# EXERCISE OBJECTIVE
Output every entry exactly as written.

[Dataset records]
## begin
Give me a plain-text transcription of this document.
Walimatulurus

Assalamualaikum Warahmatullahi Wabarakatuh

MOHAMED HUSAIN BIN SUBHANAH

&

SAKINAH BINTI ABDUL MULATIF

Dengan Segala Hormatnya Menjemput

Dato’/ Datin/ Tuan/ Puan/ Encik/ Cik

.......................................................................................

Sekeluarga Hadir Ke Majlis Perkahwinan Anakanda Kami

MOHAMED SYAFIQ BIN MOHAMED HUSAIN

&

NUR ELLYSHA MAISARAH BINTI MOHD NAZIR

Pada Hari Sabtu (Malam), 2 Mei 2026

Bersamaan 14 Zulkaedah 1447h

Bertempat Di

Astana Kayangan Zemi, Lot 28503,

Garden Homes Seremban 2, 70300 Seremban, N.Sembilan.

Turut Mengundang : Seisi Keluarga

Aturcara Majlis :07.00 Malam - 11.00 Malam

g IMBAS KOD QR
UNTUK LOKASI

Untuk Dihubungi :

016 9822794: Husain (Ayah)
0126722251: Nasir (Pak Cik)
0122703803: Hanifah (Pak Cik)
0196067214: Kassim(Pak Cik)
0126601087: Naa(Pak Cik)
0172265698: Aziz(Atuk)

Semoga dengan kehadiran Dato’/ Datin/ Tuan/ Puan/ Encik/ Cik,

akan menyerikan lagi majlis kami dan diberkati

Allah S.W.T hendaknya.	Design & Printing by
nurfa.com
## end
# REPLY TO THE EXERCISE
Give me a plain-text transcription of this document.
Walimatulurus

Assalamualaikum Warahmatullahi Wabarakatuh

MOHAMED HUSAIN BIN SUBHANAH

&

SAKINAH BINTI ABDUL MULATIF

Dengan Segala Hormatnya Menjemput

Dato’/ Datin/ Tuan/ Puan/ Encik/ Cik

.......................................................................................

Sekeluarga Hadir Ke Majlis Perkahwinan Anakanda Kami

MOHAMED SYAFIQ BIN MOHAMED HUSAIN

&

NUR ELLYSHA MAISARAH BINTI MOHD NAZIR

Pada Hari Sabtu (Malam), 2 Mei 2026

Bersamaan 14 Zulkaedah 1447h

Bertempat Di

Astana Kayangan Zemi, Lot 28503,

Garden Homes Seremban 2, 70300 Seremban, N.Sembilan.

Turut Mengundang : Seisi Keluarga

Aturcara Majlis :07.00 Malam - 11.00 Malam

g IMBAS KOD QR
UNTUK LOKASI

Untuk Dihubungi :

016 9822794: Husain (Ayah)
0126722251: Nasir (Pak Cik)
0122703803: Hanifah (Pak Cik)
0196067214: Kassim(Pak Cik)
0126601087: Naa(Pak Cik)
0172265698: Aziz(Atuk)

Semoga dengan kehadiran Dato’/ Datin/ Tuan/ Puan/ Encik/ Cik,

akan menyerikan lagi majlis kami dan diberkati

Allah S.W.T hendaknya.	Design & Printing by
nurfa.com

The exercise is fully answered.